■ **Figure contents as structured data**:
○ ○ ○ ○
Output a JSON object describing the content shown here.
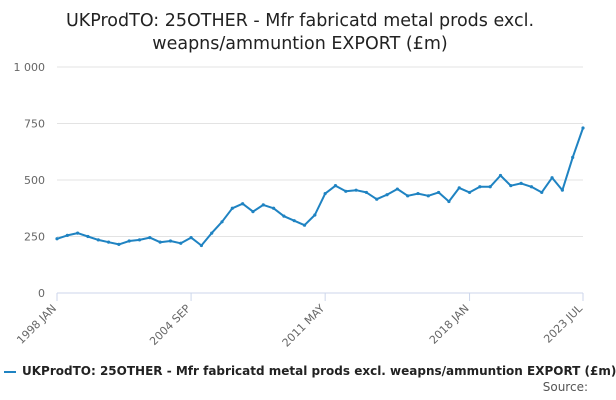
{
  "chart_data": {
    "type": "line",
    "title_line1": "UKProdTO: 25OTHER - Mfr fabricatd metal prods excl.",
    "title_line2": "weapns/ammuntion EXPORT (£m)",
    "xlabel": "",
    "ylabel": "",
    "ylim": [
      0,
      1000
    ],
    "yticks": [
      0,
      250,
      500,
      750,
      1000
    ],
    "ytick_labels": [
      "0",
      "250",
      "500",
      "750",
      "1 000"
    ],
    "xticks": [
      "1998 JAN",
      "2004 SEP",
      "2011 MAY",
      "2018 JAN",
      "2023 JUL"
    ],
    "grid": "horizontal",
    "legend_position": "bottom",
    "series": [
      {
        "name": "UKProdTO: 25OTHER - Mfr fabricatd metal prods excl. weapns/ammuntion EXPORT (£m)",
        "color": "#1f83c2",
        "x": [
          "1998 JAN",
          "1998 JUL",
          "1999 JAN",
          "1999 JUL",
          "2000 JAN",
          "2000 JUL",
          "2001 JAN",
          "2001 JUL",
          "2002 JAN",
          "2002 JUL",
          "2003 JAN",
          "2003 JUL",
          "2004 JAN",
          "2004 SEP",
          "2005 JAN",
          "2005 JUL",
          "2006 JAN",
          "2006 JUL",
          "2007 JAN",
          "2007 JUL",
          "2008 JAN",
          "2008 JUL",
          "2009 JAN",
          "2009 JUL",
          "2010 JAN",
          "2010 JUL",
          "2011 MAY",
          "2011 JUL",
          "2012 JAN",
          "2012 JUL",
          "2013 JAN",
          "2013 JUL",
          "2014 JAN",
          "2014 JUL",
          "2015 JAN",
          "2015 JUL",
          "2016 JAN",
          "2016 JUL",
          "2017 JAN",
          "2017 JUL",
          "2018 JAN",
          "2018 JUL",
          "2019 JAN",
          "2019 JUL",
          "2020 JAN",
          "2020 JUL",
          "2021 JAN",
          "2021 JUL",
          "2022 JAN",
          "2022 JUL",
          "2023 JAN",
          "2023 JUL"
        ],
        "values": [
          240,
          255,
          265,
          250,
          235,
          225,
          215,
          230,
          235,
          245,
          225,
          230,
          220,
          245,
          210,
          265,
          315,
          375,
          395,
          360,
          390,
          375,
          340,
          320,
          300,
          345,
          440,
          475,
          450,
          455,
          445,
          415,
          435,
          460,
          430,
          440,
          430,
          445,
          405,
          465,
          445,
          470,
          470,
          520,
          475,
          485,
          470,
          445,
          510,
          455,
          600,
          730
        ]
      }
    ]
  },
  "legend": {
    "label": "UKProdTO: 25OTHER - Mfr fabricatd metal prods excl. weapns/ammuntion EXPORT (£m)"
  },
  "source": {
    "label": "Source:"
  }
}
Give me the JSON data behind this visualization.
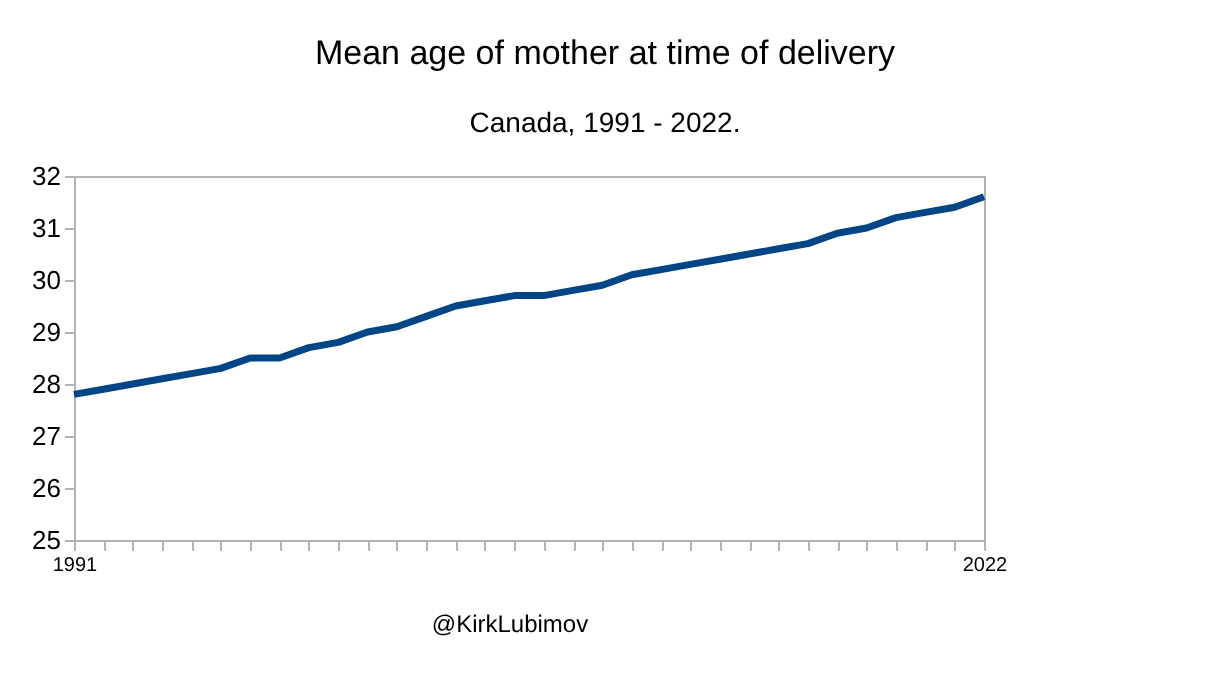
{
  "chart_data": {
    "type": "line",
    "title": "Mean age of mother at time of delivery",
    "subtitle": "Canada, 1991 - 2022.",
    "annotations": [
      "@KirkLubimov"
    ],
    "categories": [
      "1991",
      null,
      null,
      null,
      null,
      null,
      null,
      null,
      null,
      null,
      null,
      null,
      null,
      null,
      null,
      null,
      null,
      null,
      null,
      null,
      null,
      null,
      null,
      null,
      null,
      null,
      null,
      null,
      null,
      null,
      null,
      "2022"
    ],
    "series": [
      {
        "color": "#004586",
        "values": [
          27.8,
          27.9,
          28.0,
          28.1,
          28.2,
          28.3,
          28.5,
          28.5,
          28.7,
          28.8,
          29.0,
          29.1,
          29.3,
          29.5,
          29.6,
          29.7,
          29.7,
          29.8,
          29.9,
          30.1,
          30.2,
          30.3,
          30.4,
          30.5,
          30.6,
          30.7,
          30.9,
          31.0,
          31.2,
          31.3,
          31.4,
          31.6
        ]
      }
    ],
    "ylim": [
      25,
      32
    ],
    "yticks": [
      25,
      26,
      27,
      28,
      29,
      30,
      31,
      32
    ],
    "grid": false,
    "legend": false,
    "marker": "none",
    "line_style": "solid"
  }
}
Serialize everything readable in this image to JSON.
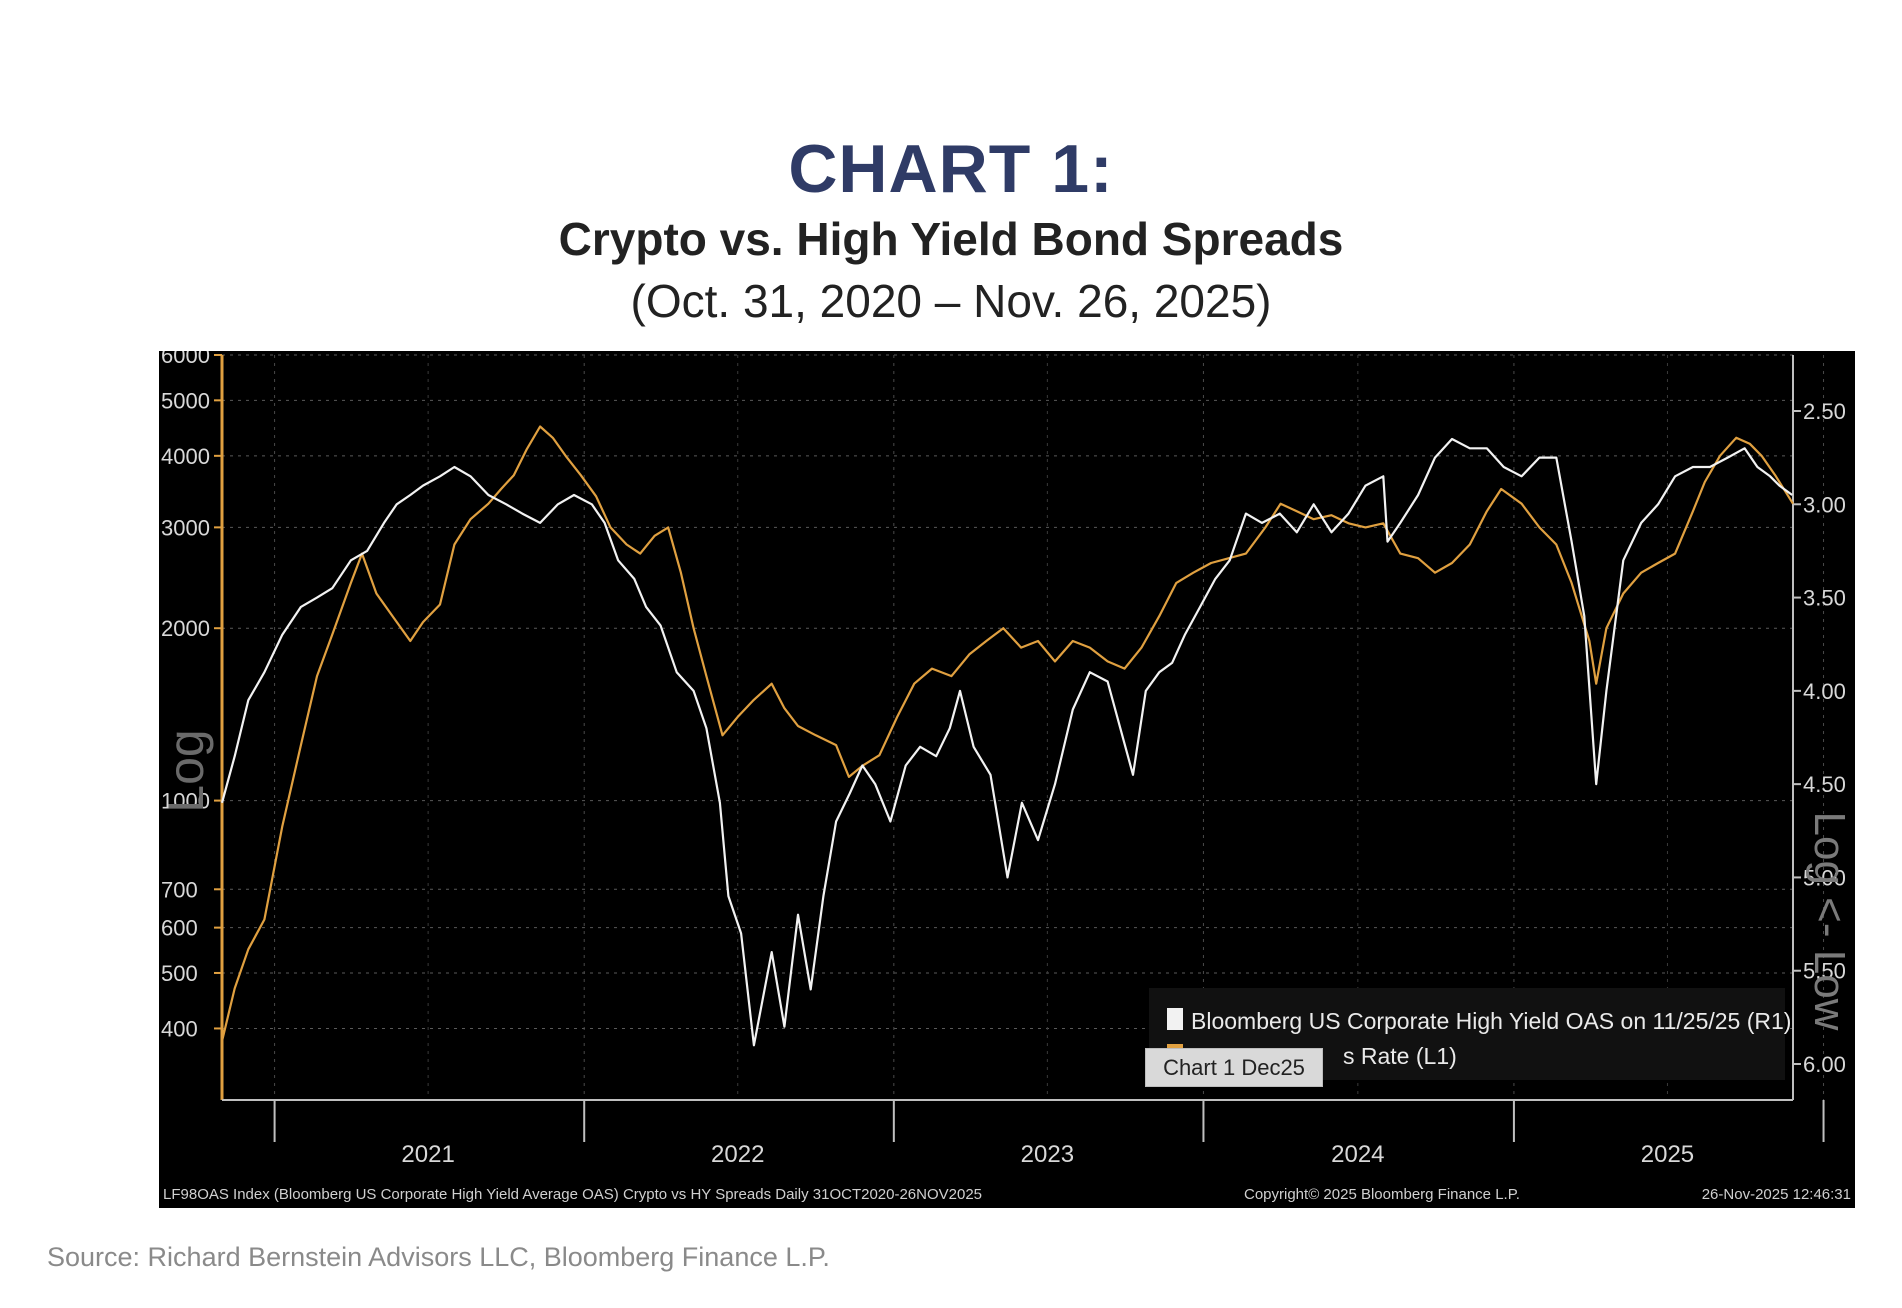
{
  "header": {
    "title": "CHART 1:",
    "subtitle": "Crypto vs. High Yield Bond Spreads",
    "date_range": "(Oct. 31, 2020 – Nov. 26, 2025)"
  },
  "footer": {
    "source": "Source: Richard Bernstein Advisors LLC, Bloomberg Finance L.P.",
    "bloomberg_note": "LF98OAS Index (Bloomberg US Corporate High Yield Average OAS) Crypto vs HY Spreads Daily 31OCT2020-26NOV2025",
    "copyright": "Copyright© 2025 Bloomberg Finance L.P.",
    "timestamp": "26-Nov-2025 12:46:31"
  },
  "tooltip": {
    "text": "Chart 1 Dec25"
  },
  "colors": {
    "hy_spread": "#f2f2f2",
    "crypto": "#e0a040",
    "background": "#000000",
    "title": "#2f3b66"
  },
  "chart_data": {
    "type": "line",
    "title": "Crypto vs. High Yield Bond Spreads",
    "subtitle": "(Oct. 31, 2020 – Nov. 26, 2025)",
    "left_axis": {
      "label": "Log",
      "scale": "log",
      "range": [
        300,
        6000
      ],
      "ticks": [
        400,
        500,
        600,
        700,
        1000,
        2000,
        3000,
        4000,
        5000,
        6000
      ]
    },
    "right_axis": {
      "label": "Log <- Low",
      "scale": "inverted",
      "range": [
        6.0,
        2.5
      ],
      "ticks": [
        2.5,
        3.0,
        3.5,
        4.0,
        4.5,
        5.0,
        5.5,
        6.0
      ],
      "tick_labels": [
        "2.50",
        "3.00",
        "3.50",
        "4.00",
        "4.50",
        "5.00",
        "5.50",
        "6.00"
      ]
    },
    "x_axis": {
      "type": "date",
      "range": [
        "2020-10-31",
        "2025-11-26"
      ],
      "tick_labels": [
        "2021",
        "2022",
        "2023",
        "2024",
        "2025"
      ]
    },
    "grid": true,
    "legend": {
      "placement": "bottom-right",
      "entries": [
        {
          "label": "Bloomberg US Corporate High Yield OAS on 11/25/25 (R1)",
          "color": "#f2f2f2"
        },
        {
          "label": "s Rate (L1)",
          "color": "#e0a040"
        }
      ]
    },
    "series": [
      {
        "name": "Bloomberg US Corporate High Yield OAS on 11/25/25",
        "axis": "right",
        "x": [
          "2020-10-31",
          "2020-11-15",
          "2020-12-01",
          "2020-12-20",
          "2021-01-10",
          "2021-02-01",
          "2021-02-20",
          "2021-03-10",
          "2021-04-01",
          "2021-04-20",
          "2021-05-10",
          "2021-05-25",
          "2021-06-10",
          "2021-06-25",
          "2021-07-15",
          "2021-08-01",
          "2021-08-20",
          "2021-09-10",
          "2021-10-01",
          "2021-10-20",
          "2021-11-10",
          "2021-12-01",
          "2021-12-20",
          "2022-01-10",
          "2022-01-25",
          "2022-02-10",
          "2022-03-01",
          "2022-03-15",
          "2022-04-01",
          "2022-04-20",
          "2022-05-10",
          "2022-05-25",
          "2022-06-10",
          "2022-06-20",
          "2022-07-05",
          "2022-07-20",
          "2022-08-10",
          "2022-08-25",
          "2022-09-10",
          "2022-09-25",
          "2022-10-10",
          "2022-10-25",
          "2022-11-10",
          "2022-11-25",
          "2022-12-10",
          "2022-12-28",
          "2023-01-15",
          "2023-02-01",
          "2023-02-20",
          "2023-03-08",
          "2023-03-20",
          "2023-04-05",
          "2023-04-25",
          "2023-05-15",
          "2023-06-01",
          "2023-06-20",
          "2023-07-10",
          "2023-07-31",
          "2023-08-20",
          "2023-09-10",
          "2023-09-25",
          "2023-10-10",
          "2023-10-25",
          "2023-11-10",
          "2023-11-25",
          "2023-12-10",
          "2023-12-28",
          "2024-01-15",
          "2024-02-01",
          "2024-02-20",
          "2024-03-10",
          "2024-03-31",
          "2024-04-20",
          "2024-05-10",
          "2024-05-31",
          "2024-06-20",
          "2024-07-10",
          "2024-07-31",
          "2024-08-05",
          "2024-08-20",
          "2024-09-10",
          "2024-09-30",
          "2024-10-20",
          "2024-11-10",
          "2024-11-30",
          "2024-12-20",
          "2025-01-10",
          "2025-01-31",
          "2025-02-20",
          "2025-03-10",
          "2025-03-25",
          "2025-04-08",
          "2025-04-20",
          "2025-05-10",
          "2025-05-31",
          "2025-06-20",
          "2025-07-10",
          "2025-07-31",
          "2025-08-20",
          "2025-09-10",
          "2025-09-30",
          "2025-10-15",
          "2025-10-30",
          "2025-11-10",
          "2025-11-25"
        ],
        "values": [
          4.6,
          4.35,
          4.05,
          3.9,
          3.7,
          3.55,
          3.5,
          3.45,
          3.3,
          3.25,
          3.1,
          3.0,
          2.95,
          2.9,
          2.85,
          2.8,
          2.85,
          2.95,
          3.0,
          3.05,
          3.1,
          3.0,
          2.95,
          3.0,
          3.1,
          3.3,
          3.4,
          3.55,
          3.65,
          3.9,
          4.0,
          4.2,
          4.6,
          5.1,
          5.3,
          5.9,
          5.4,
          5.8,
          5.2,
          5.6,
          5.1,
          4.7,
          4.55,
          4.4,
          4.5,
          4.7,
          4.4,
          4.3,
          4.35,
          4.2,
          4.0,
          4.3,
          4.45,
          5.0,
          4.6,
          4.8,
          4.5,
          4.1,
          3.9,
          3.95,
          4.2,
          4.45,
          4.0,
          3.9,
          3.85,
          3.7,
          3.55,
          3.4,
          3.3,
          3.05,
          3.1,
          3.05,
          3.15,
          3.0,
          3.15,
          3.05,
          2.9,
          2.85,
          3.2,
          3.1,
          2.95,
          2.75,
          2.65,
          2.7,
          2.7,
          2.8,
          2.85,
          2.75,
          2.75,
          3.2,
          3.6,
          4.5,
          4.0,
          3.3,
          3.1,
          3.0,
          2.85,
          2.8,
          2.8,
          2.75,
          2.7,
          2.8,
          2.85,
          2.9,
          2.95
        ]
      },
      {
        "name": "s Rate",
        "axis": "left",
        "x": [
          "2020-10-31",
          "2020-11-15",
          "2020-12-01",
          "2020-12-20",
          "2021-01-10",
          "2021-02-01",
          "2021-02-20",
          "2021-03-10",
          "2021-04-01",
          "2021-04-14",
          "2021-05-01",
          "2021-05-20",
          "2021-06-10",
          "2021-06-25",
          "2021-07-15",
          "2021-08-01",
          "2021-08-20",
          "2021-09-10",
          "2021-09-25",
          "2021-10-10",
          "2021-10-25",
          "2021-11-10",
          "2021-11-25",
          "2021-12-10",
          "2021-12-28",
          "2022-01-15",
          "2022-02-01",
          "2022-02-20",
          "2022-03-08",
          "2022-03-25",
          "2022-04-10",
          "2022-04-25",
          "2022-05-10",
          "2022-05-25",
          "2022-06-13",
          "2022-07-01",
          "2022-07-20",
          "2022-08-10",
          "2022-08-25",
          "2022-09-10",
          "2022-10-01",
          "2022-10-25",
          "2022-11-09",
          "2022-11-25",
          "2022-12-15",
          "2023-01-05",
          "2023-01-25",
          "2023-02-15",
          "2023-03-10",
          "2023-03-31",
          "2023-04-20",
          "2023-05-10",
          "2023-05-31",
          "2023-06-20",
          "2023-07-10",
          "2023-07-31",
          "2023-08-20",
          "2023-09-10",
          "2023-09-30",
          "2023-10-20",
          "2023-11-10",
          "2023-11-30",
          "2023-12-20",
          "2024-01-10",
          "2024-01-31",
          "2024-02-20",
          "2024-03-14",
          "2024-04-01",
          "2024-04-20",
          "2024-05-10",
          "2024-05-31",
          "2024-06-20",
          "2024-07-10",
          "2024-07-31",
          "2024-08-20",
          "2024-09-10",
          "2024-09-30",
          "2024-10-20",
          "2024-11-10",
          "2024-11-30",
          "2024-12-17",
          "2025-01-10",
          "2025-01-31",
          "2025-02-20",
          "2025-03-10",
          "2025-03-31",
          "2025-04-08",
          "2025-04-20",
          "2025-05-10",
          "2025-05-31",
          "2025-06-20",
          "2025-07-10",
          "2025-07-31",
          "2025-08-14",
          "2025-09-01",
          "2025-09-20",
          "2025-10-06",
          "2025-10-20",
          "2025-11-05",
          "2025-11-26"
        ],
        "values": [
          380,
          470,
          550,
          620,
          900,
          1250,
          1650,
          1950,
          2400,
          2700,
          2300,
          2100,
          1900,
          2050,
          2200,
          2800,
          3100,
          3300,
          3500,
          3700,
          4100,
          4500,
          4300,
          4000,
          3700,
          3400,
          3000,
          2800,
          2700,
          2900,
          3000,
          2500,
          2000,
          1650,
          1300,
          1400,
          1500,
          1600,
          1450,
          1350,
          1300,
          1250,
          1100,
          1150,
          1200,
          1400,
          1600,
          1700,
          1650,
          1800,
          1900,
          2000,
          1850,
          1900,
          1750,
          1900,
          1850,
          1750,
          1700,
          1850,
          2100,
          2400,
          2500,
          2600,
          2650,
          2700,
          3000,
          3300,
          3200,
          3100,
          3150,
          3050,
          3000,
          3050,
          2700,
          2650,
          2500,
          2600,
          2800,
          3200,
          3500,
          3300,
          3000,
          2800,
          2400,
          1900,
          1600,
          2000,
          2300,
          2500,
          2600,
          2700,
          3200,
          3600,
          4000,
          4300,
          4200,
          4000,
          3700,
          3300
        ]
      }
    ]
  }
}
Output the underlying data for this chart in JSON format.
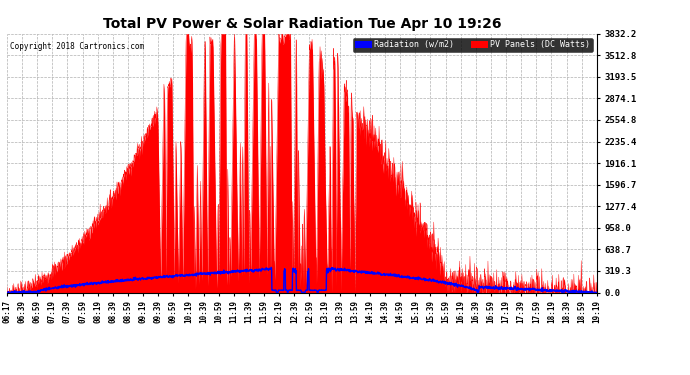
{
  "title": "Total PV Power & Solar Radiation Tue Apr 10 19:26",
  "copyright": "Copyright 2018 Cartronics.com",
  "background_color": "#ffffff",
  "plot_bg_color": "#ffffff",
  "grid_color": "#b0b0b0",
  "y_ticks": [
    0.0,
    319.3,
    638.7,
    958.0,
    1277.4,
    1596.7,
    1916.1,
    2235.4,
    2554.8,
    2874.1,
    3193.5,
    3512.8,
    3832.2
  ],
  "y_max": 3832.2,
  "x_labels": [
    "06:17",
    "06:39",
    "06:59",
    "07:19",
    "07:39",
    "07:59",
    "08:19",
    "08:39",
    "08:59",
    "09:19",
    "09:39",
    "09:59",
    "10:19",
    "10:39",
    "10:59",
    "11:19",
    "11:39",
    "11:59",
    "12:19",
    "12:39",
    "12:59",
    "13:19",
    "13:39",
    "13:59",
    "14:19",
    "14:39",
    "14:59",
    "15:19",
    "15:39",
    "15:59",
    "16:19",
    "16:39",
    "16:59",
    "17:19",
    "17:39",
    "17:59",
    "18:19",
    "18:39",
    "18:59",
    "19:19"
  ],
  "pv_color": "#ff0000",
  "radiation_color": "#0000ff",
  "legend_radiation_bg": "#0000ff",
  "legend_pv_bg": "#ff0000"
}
○ ○ ○ ○
■ **GIVEN REQUEST**: Across the material above, how many lines include the string "Finance"? Only the number is wanted.

■ **TASK ANSWER**: 2